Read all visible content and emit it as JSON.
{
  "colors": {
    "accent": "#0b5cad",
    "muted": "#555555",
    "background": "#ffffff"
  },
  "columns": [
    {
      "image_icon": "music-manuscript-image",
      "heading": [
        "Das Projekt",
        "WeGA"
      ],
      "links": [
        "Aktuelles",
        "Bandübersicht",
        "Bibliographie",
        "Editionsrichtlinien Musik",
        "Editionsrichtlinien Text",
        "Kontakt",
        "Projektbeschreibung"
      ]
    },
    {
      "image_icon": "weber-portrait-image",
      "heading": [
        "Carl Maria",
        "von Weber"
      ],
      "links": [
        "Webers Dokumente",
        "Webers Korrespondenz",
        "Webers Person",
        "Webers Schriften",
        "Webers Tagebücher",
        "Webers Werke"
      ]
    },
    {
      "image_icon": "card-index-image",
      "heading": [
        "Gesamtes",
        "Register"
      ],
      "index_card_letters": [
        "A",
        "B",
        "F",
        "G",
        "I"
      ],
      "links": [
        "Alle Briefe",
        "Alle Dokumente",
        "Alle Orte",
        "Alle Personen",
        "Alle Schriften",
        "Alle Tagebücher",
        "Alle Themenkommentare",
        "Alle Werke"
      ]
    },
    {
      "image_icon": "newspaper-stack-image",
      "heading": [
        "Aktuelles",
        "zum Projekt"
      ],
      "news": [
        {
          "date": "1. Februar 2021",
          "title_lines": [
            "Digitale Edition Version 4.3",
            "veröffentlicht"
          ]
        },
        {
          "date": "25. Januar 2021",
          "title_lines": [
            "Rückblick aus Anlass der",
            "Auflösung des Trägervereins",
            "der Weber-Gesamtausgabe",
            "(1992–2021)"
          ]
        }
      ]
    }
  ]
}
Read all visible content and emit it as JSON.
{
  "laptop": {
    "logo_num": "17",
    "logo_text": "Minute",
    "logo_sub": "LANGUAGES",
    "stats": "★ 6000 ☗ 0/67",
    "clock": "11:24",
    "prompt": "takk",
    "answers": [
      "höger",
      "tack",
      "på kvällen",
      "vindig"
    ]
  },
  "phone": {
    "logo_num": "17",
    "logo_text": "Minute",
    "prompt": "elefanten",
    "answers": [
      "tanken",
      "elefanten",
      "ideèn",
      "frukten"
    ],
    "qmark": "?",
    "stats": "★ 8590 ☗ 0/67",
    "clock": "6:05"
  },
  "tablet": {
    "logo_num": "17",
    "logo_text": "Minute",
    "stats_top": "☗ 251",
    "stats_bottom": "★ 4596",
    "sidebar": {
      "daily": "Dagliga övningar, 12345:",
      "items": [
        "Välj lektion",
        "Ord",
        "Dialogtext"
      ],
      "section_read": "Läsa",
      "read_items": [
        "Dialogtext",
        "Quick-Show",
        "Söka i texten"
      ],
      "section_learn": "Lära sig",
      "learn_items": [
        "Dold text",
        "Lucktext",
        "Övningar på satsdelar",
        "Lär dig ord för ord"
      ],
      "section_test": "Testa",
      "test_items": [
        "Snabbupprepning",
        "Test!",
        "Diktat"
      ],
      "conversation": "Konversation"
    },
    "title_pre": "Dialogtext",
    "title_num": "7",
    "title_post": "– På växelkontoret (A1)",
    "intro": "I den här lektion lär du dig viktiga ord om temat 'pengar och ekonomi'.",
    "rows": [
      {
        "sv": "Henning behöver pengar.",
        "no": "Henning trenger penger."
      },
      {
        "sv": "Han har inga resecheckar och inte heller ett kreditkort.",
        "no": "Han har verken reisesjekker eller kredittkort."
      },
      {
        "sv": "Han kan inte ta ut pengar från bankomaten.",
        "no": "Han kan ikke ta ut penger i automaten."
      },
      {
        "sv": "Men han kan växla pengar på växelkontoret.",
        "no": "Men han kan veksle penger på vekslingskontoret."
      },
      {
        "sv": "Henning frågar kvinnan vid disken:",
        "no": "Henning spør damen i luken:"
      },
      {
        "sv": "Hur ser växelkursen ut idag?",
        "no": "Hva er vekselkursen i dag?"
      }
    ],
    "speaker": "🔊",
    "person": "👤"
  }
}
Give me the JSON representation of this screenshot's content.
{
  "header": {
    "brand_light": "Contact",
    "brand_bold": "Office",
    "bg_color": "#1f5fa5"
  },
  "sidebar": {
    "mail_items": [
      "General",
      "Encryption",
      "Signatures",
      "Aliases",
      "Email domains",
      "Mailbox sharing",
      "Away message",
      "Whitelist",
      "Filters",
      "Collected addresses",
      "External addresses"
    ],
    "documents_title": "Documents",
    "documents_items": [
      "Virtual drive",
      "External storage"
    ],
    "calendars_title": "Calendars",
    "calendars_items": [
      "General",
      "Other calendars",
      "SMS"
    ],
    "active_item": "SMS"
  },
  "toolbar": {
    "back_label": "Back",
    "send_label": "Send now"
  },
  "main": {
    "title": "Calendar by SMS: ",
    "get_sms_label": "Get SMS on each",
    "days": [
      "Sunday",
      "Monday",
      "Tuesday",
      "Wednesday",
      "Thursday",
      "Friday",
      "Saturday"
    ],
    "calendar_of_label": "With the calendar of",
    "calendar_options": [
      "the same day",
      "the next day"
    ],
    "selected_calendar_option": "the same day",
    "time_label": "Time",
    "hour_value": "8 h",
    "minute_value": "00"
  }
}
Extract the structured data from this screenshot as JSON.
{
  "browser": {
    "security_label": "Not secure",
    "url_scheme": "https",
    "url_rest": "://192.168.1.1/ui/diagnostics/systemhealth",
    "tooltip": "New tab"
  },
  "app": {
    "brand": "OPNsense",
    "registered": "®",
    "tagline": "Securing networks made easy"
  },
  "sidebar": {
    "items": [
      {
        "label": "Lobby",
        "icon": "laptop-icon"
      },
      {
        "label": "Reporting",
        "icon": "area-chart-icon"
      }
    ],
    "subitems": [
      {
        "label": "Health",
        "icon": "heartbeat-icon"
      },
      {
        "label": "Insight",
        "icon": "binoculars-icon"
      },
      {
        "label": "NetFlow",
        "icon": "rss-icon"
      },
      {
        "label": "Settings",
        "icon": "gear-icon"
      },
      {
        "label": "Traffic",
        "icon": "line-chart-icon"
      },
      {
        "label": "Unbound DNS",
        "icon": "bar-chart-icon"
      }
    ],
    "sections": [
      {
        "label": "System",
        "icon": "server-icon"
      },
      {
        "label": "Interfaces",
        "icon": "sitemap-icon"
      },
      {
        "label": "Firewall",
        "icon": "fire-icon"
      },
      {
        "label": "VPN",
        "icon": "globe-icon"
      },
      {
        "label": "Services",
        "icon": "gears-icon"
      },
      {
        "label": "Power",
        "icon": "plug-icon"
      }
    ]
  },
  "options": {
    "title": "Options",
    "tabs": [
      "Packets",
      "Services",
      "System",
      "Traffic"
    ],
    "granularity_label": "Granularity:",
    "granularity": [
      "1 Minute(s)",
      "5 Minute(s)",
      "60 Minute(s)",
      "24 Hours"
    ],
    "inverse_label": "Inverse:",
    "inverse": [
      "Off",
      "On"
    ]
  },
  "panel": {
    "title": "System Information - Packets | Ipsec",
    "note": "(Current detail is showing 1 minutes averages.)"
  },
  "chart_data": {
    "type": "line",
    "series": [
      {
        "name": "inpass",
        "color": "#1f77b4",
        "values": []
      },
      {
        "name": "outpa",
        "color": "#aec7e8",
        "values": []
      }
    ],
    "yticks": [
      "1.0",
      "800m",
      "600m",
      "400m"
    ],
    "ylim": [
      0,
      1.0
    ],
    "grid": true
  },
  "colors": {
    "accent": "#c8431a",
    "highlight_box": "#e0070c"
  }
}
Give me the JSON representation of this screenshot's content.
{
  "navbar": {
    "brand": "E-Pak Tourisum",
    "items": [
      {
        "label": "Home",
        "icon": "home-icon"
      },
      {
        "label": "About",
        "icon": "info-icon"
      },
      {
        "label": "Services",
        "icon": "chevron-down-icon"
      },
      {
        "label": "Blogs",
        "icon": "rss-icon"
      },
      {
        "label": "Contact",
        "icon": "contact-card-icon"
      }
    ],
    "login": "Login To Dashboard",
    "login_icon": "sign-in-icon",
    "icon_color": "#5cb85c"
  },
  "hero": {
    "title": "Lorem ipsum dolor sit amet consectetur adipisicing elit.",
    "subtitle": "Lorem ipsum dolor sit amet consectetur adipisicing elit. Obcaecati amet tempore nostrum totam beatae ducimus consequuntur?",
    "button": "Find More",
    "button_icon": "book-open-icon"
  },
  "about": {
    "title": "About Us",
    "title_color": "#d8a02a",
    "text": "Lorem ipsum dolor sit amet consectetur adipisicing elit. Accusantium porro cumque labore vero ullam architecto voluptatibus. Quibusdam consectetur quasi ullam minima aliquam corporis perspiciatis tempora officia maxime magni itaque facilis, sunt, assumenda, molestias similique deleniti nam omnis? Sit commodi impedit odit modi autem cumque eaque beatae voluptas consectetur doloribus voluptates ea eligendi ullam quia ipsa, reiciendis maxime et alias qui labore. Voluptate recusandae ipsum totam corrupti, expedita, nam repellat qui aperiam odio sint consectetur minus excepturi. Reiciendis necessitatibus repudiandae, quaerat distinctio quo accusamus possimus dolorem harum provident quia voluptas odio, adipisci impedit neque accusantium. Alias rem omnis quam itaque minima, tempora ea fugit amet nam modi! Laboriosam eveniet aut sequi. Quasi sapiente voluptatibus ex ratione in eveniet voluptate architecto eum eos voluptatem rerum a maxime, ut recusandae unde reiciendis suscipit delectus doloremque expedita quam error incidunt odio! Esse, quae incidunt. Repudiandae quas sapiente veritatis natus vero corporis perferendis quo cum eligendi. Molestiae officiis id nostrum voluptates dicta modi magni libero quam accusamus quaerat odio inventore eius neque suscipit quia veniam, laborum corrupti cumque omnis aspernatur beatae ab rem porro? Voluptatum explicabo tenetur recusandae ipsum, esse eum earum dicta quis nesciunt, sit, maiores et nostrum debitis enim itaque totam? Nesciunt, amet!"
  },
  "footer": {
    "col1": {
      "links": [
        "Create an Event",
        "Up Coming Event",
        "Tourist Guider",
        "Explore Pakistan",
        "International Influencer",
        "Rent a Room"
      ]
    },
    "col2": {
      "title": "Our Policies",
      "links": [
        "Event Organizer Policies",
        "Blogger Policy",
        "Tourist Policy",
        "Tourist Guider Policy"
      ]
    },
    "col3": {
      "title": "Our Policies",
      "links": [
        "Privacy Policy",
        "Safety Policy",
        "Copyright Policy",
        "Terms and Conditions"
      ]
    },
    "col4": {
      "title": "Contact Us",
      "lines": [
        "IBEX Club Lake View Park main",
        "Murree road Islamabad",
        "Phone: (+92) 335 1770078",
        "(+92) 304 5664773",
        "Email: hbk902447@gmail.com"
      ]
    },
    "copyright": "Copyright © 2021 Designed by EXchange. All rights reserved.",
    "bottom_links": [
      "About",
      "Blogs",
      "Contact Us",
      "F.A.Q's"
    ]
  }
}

SET PROBLEM – Go through the material above and count the lines that contain "Tagebücher"; give that number alone.

SOLVED PROBLEM – 2